Job:
Quote the listing below in its entirety.

--- BEGIN Supplied entries ---

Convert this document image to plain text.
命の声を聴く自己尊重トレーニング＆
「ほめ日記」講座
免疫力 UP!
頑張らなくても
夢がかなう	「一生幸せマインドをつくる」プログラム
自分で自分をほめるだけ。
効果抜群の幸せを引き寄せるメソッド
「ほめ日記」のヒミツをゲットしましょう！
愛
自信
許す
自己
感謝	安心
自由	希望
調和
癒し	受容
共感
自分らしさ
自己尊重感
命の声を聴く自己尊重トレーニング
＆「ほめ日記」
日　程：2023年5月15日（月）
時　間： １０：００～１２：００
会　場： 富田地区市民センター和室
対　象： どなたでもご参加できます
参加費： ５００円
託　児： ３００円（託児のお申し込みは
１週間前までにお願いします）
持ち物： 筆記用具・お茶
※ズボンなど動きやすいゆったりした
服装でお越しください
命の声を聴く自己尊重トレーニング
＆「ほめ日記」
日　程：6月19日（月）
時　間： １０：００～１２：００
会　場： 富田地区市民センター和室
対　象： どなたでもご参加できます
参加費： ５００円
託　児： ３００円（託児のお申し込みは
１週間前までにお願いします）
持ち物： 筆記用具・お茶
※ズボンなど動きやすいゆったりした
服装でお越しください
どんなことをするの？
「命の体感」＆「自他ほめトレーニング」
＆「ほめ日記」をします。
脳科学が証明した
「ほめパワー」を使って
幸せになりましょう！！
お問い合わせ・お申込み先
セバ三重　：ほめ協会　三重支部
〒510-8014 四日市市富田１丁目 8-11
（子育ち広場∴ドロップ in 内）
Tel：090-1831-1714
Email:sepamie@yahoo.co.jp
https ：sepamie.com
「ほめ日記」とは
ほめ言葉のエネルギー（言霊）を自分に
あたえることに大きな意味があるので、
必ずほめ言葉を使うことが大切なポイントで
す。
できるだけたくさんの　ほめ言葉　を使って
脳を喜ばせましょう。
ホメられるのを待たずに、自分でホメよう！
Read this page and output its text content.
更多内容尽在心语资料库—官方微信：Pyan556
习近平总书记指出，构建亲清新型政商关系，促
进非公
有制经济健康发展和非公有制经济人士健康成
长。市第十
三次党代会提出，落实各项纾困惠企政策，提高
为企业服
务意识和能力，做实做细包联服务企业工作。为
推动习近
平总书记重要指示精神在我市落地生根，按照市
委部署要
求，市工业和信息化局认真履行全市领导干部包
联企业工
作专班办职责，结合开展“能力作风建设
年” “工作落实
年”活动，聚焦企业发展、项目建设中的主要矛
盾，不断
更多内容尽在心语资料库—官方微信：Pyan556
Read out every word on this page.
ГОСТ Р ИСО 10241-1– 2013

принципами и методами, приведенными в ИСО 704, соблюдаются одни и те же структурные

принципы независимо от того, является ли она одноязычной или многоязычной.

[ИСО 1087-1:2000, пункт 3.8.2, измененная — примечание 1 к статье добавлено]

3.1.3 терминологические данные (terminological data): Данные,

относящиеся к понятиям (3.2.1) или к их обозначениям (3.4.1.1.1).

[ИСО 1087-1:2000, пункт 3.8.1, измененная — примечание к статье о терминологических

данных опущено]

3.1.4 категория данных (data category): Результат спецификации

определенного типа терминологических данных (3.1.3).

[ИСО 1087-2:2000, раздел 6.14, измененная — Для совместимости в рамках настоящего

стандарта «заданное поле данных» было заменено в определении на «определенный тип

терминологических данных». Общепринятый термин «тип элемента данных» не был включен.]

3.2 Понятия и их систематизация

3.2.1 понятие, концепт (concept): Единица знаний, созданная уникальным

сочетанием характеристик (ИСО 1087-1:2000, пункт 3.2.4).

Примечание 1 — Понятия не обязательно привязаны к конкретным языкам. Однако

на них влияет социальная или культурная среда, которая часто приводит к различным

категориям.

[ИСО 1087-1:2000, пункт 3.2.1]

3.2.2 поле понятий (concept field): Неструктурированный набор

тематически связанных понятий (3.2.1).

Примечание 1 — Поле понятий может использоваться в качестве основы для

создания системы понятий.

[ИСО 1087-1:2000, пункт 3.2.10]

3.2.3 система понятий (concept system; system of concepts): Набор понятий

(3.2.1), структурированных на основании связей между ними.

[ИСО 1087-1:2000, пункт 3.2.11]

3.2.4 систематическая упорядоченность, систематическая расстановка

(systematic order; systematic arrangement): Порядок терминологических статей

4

--- END Supplied entries ---

Full response:
Convert this document image to plain text.
命の声を聴く自己尊重トレーニング＆
「ほめ日記」講座
免疫力 UP!
頑張らなくても
夢がかなう	「一生幸せマインドをつくる」プログラム
自分で自分をほめるだけ。
効果抜群の幸せを引き寄せるメソッド
「ほめ日記」のヒミツをゲットしましょう！
愛
自信
許す
自己
感謝	安心
自由	希望
調和
癒し	受容
共感
自分らしさ
自己尊重感
命の声を聴く自己尊重トレーニング
＆「ほめ日記」
日　程：2023年5月15日（月）
時　間： １０：００～１２：００
会　場： 富田地区市民センター和室
対　象： どなたでもご参加できます
参加費： ５００円
託　児： ３００円（託児のお申し込みは
１週間前までにお願いします）
持ち物： 筆記用具・お茶
※ズボンなど動きやすいゆったりした
服装でお越しください
命の声を聴く自己尊重トレーニング
＆「ほめ日記」
日　程：6月19日（月）
時　間： １０：００～１２：００
会　場： 富田地区市民センター和室
対　象： どなたでもご参加できます
参加費： ５００円
託　児： ３００円（託児のお申し込みは
１週間前までにお願いします）
持ち物： 筆記用具・お茶
※ズボンなど動きやすいゆったりした
服装でお越しください
どんなことをするの？
「命の体感」＆「自他ほめトレーニング」
＆「ほめ日記」をします。
脳科学が証明した
「ほめパワー」を使って
幸せになりましょう！！
お問い合わせ・お申込み先
セバ三重　：ほめ協会　三重支部
〒510-8014 四日市市富田１丁目 8-11
（子育ち広場∴ドロップ in 内）
Tel：090-1831-1714
Email:sepamie@yahoo.co.jp
https ：sepamie.com
「ほめ日記」とは
ほめ言葉のエネルギー（言霊）を自分に
あたえることに大きな意味があるので、
必ずほめ言葉を使うことが大切なポイントで
す。
できるだけたくさんの　ほめ言葉　を使って
脳を喜ばせましょう。
ホメられるのを待たずに、自分でホメよう！
Read this page and output its text content.
更多内容尽在心语资料库—官方微信：Pyan556
习近平总书记指出，构建亲清新型政商关系，促
进非公
有制经济健康发展和非公有制经济人士健康成
长。市第十
三次党代会提出，落实各项纾困惠企政策，提高
为企业服
务意识和能力，做实做细包联服务企业工作。为
推动习近
平总书记重要指示精神在我市落地生根，按照市
委部署要
求，市工业和信息化局认真履行全市领导干部包
联企业工
作专班办职责，结合开展“能力作风建设
年” “工作落实
年”活动，聚焦企业发展、项目建设中的主要矛
盾，不断
更多内容尽在心语资料库—官方微信：Pyan556
Read out every word on this page.
ГОСТ Р ИСО 10241-1– 2013

принципами и методами, приведенными в ИСО 704, соблюдаются одни и те же структурные

принципы независимо от того, является ли она одноязычной или многоязычной.

[ИСО 1087-1:2000, пункт 3.8.2, измененная — примечание 1 к статье добавлено]

3.1.3 терминологические данные (terminological data): Данные,

относящиеся к понятиям (3.2.1) или к их обозначениям (3.4.1.1.1).

[ИСО 1087-1:2000, пункт 3.8.1, измененная — примечание к статье о терминологических

данных опущено]

3.1.4 категория данных (data category): Результат спецификации

определенного типа терминологических данных (3.1.3).

[ИСО 1087-2:2000, раздел 6.14, измененная — Для совместимости в рамках настоящего

стандарта «заданное поле данных» было заменено в определении на «определенный тип

терминологических данных». Общепринятый термин «тип элемента данных» не был включен.]

3.2 Понятия и их систематизация

3.2.1 понятие, концепт (concept): Единица знаний, созданная уникальным

сочетанием характеристик (ИСО 1087-1:2000, пункт 3.2.4).

Примечание 1 — Понятия не обязательно привязаны к конкретным языкам. Однако

на них влияет социальная или культурная среда, которая часто приводит к различным

категориям.

[ИСО 1087-1:2000, пункт 3.2.1]

3.2.2 поле понятий (concept field): Неструктурированный набор

тематически связанных понятий (3.2.1).

Примечание 1 — Поле понятий может использоваться в качестве основы для

создания системы понятий.

[ИСО 1087-1:2000, пункт 3.2.10]

3.2.3 система понятий (concept system; system of concepts): Набор понятий

(3.2.1), структурированных на основании связей между ними.

[ИСО 1087-1:2000, пункт 3.2.11]

3.2.4 систематическая упорядоченность, систематическая расстановка

(systematic order; systematic arrangement): Порядок терминологических статей

4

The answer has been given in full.